Request: Give only the number of lines that contain the word "selbst".

Collected data entries:
----------

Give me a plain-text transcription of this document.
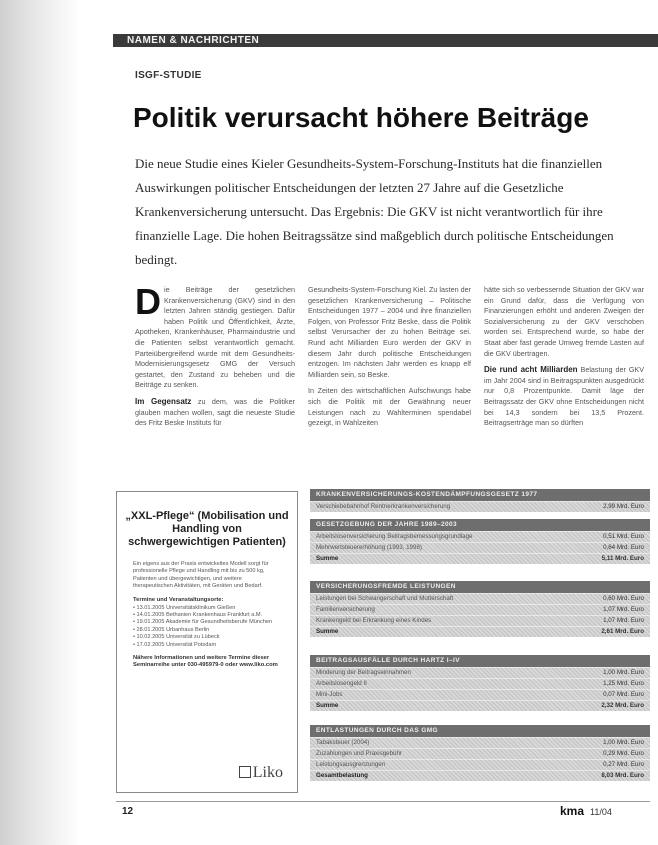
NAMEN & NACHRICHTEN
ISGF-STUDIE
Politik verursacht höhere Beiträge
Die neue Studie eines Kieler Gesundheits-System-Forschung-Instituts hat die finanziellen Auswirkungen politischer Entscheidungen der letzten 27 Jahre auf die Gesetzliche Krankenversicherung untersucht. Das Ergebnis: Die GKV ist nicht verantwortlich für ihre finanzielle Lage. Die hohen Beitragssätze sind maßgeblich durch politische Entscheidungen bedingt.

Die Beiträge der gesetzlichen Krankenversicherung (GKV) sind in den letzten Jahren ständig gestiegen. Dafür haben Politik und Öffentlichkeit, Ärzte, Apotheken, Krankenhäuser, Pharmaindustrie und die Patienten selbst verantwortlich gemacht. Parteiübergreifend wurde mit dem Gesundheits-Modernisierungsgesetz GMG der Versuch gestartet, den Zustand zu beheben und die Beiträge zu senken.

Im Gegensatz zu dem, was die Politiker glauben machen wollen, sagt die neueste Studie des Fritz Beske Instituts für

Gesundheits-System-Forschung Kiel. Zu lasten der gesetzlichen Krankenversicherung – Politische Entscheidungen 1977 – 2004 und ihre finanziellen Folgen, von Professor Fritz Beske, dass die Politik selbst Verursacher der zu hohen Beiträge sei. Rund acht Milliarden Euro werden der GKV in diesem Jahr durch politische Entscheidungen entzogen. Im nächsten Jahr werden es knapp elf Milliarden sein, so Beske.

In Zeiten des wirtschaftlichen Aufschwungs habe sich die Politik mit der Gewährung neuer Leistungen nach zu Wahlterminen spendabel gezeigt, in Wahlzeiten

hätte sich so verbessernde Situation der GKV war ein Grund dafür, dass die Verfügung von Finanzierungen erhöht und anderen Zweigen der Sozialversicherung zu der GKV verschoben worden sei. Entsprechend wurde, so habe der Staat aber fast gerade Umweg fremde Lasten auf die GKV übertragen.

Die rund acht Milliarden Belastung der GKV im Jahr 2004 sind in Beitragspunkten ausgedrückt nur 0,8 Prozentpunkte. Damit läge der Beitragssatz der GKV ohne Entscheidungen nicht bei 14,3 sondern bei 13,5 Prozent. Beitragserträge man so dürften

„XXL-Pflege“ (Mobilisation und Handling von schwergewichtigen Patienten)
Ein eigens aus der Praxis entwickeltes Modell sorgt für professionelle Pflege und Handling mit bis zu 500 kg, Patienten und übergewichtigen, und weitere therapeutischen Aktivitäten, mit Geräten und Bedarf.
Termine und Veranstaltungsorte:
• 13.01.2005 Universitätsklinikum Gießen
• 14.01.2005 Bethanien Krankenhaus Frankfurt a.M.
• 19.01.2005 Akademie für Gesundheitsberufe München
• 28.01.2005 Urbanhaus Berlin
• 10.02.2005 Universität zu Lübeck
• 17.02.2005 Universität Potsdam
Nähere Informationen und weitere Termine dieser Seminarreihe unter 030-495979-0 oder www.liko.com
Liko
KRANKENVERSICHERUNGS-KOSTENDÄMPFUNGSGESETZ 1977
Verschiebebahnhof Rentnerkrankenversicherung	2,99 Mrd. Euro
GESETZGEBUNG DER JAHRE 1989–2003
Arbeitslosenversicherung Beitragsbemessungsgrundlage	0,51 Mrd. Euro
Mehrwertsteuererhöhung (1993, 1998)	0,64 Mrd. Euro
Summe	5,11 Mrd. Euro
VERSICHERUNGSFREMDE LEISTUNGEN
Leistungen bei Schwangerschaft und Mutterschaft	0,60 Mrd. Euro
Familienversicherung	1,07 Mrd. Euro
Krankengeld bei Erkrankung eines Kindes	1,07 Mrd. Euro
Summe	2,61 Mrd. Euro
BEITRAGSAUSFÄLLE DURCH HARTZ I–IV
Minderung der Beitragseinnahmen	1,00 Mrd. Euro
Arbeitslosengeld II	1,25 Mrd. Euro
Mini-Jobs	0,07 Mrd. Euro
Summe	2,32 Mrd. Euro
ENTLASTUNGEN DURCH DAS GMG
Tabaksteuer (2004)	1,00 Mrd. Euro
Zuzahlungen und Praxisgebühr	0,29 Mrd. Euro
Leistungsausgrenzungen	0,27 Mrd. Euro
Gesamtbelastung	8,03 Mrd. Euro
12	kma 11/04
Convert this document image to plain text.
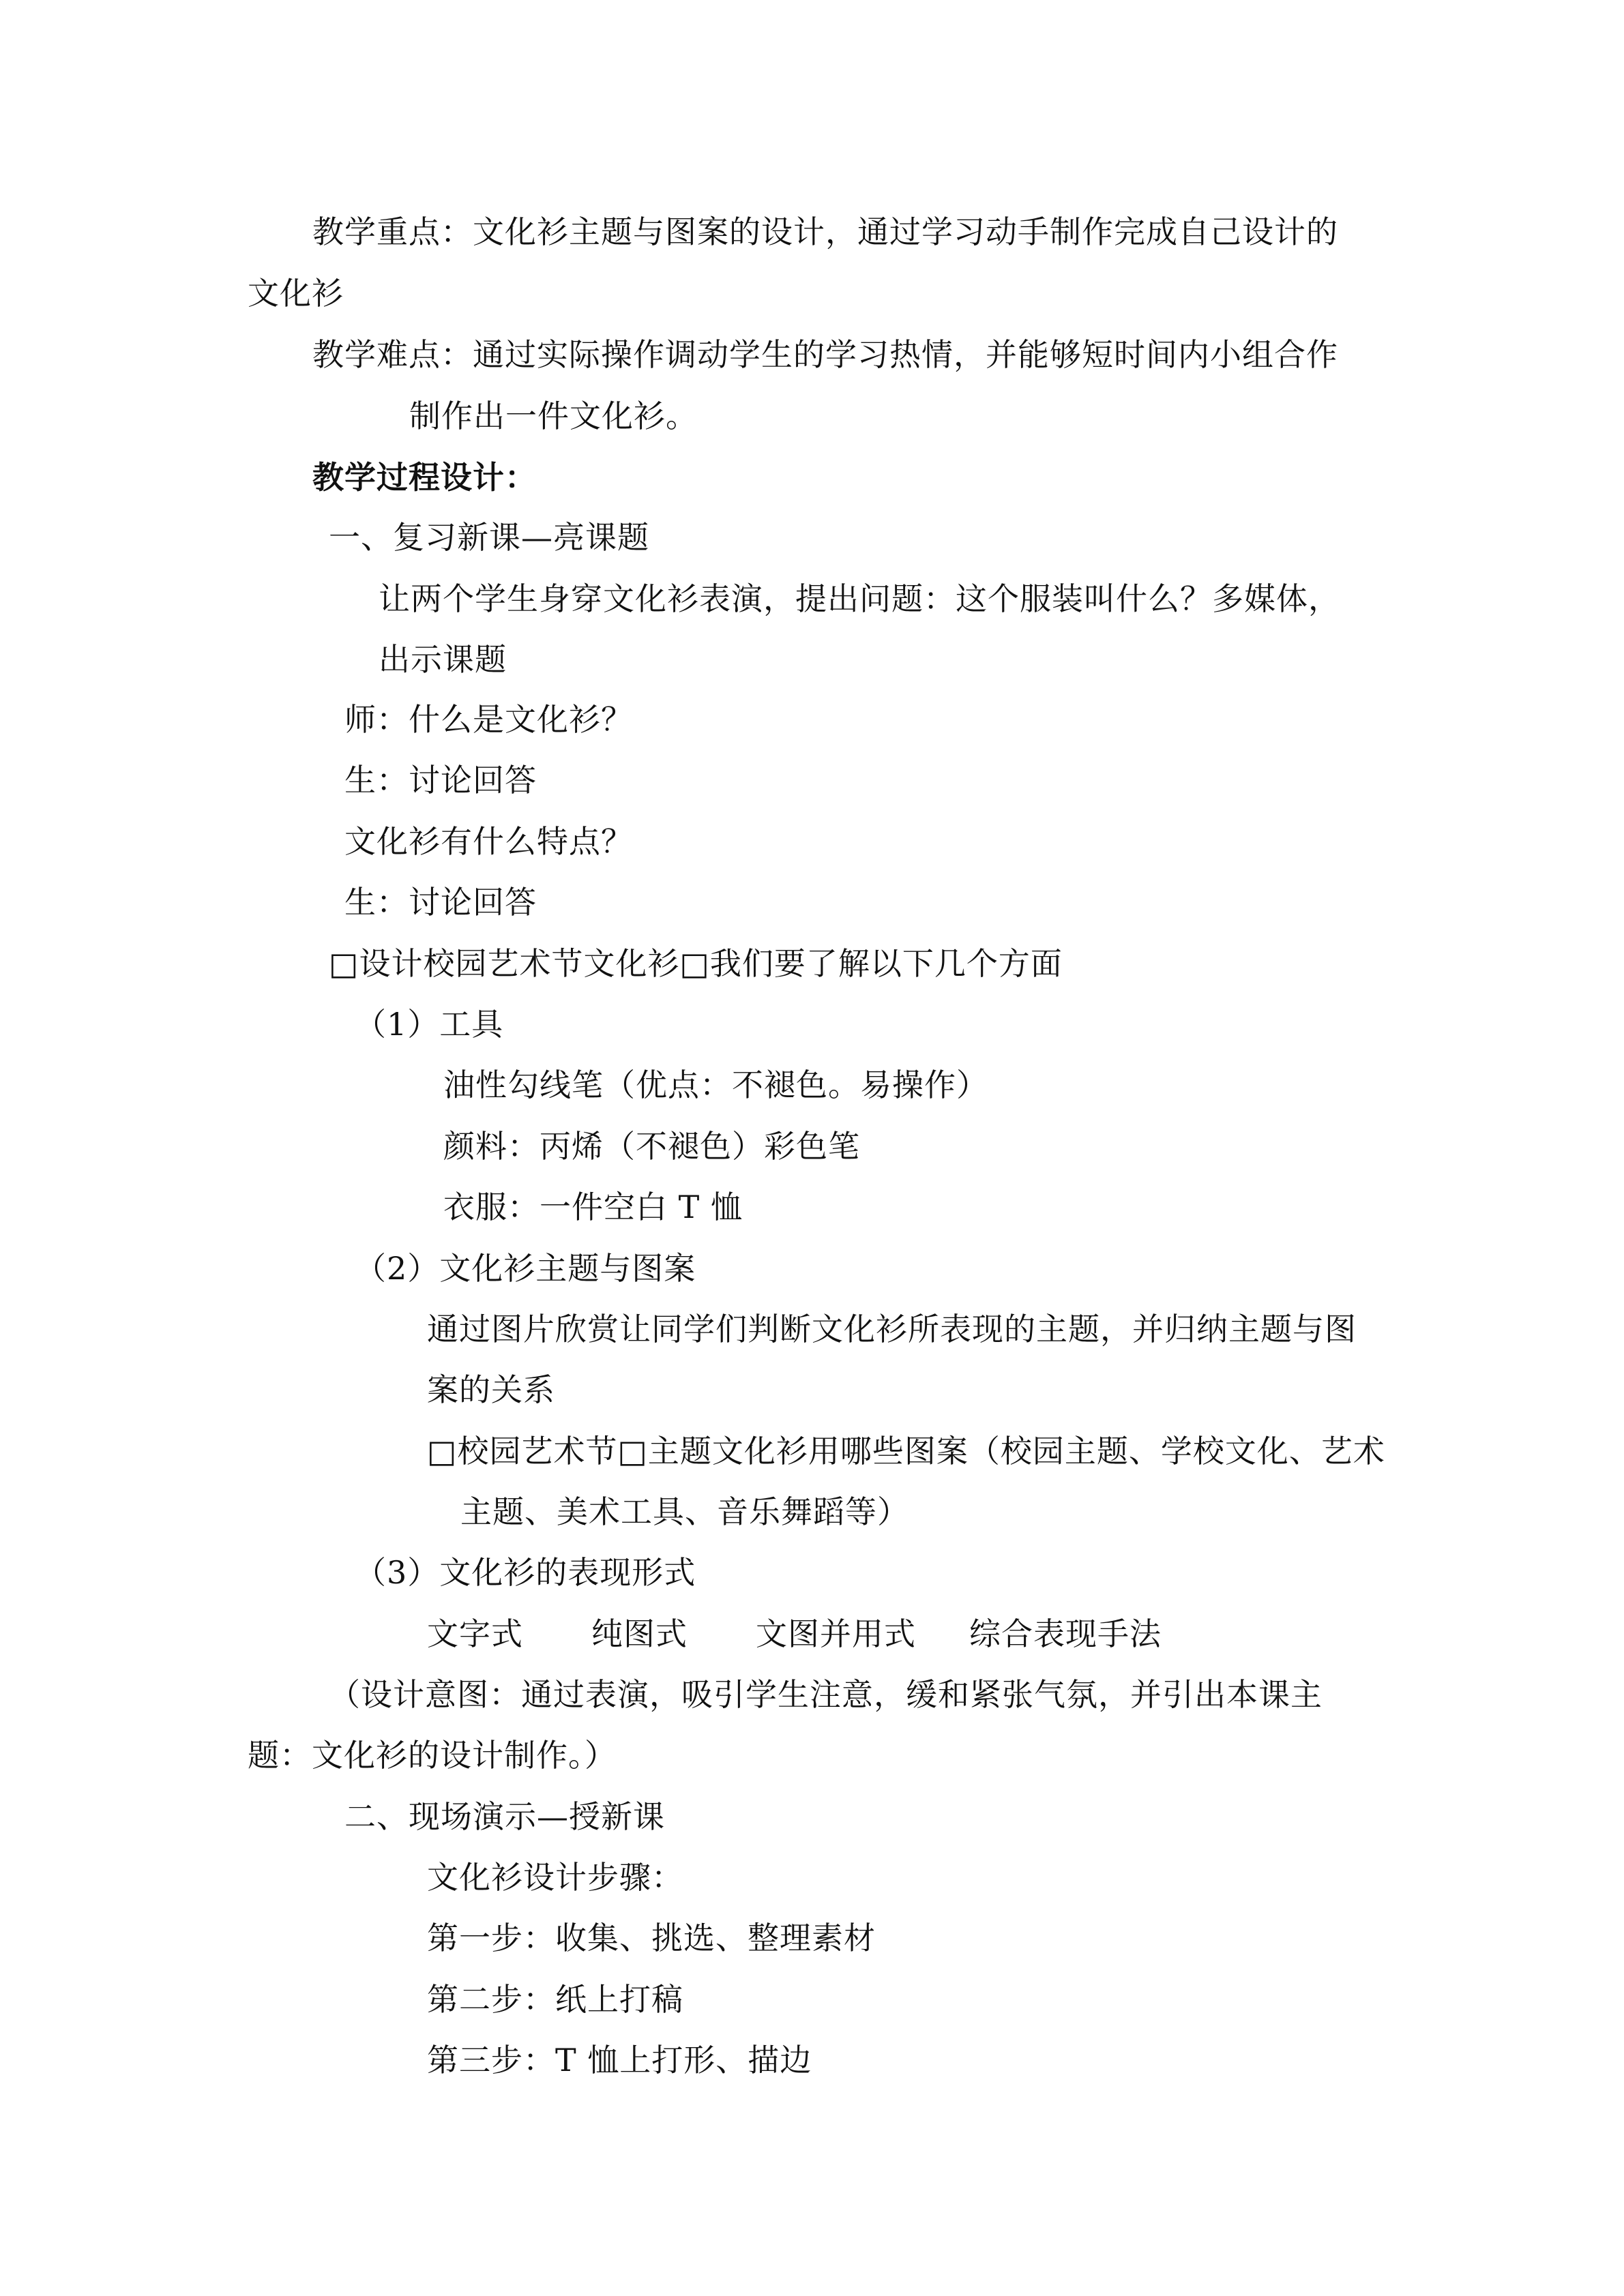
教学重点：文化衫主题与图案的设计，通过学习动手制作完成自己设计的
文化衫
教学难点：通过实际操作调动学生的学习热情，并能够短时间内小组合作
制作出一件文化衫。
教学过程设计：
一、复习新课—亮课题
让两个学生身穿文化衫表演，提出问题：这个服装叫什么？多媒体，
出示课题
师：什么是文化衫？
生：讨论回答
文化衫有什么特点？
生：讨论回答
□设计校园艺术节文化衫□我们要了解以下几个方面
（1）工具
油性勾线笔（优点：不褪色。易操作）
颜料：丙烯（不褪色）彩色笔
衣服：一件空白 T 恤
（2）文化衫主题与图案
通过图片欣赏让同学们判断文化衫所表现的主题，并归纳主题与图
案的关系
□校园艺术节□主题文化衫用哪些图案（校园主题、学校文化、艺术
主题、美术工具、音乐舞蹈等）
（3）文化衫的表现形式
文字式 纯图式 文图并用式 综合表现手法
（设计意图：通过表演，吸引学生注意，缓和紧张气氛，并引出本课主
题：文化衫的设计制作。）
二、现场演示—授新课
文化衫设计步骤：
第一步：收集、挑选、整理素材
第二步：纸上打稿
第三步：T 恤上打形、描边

----------

Answer for the task: 2